▸ **Instructions to follow**: Scan the material below for the string "eaten", and copy every line where it shows up.

==== Dataset excerpts

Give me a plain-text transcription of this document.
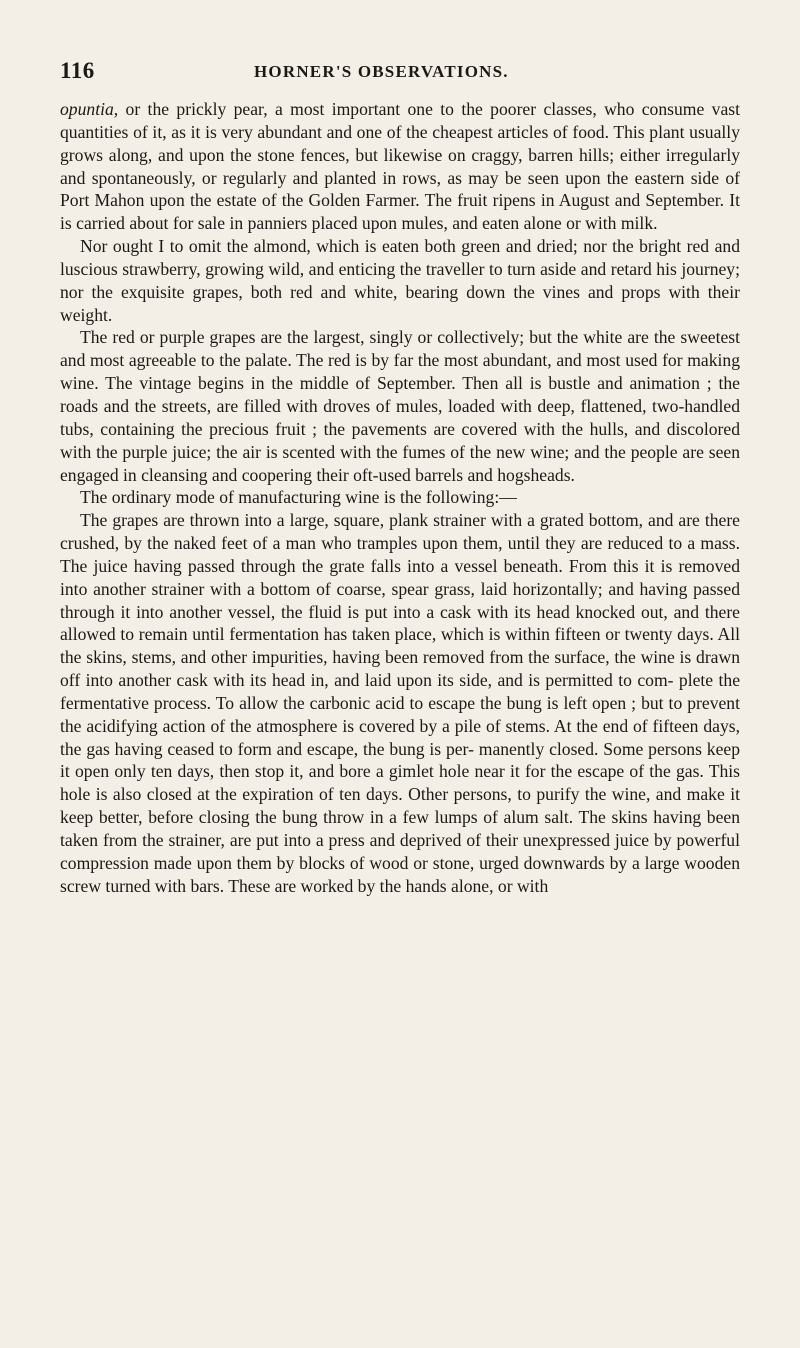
116	HORNER'S OBSERVATIONS.

opuntia, or the prickly pear, a most important one to the poorer classes, who consume vast quantities of it, as it is very abundant and one of the cheapest articles of food. This plant usually grows along, and upon the stone fences, but likewise on craggy, barren hills; either irregularly and spontaneously, or regularly and planted in rows, as may be seen upon the eastern side of Port Mahon upon the estate of the Golden Farmer. The fruit ripens in August and September. It is carried about for sale in panniers placed upon mules, and eaten alone or with milk.

Nor ought I to omit the almond, which is eaten both green and dried; nor the bright red and luscious strawberry, growing wild, and enticing the traveller to turn aside and retard his journey; nor the exquisite grapes, both red and white, bearing down the vines and props with their weight.

The red or purple grapes are the largest, singly or collectively; but the white are the sweetest and most agreeable to the palate. The red is by far the most abundant, and most used for making wine. The vintage begins in the middle of September. Then all is bustle and animation ; the roads and the streets, are filled with droves of mules, loaded with deep, flattened, two-handled tubs, containing the precious fruit ; the pavements are covered with the hulls, and discolored with the purple juice; the air is scented with the fumes of the new wine; and the people are seen engaged in cleansing and coopering their oft-used barrels and hogsheads.

The ordinary mode of manufacturing wine is the following:—

The grapes are thrown into a large, square, plank strainer with a grated bottom, and are there crushed, by the naked feet of a man who tramples upon them, until they are reduced to a mass. The juice having passed through the grate falls into a vessel beneath. From this it is removed into another strainer with a bottom of coarse, spear grass, laid horizontally; and having passed through it into another vessel, the fluid is put into a cask with its head knocked out, and there allowed to remain until fermentation has taken place, which is within fifteen or twenty days. All the skins, stems, and other impurities, having been removed from the surface, the wine is drawn off into another cask with its head in, and laid upon its side, and is permitted to com- plete the fermentative process. To allow the carbonic acid to escape the bung is left open ; but to prevent the acidifying action of the atmosphere is covered by a pile of stems. At the end of fifteen days, the gas having ceased to form and escape, the bung is per- manently closed. Some persons keep it open only ten days, then stop it, and bore a gimlet hole near it for the escape of the gas. This hole is also closed at the expiration of ten days. Other persons, to purify the wine, and make it keep better, before closing the bung throw in a few lumps of alum salt. The skins having been taken from the strainer, are put into a press and deprived of their unexpressed juice by powerful compression made upon them by blocks of wood or stone, urged downwards by a large wooden screw turned with bars. These are worked by the hands alone, or with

========

▸ **Response for this exercise**:
opuntia, or the prickly pear, a most important one to the poorer classes, who consume vast quantities of it, as it is very abundant and one of the cheapest articles of food. This plant usually grows along, and upon the stone fences, but likewise on craggy, barren hills; either irregularly and spontaneously, or regularly and planted in rows, as may be seen upon the eastern side of Port Mahon upon the estate of the Golden Farmer. The fruit ripens in August and September. It is carried about for sale in panniers placed upon mules, and eaten alone or with milk.
Nor ought I to omit the almond, which is eaten both green and dried; nor the bright red and luscious strawberry, growing wild, and enticing the traveller to turn aside and retard his journey; nor the exquisite grapes, both red and white, bearing down the vines and props with their weight.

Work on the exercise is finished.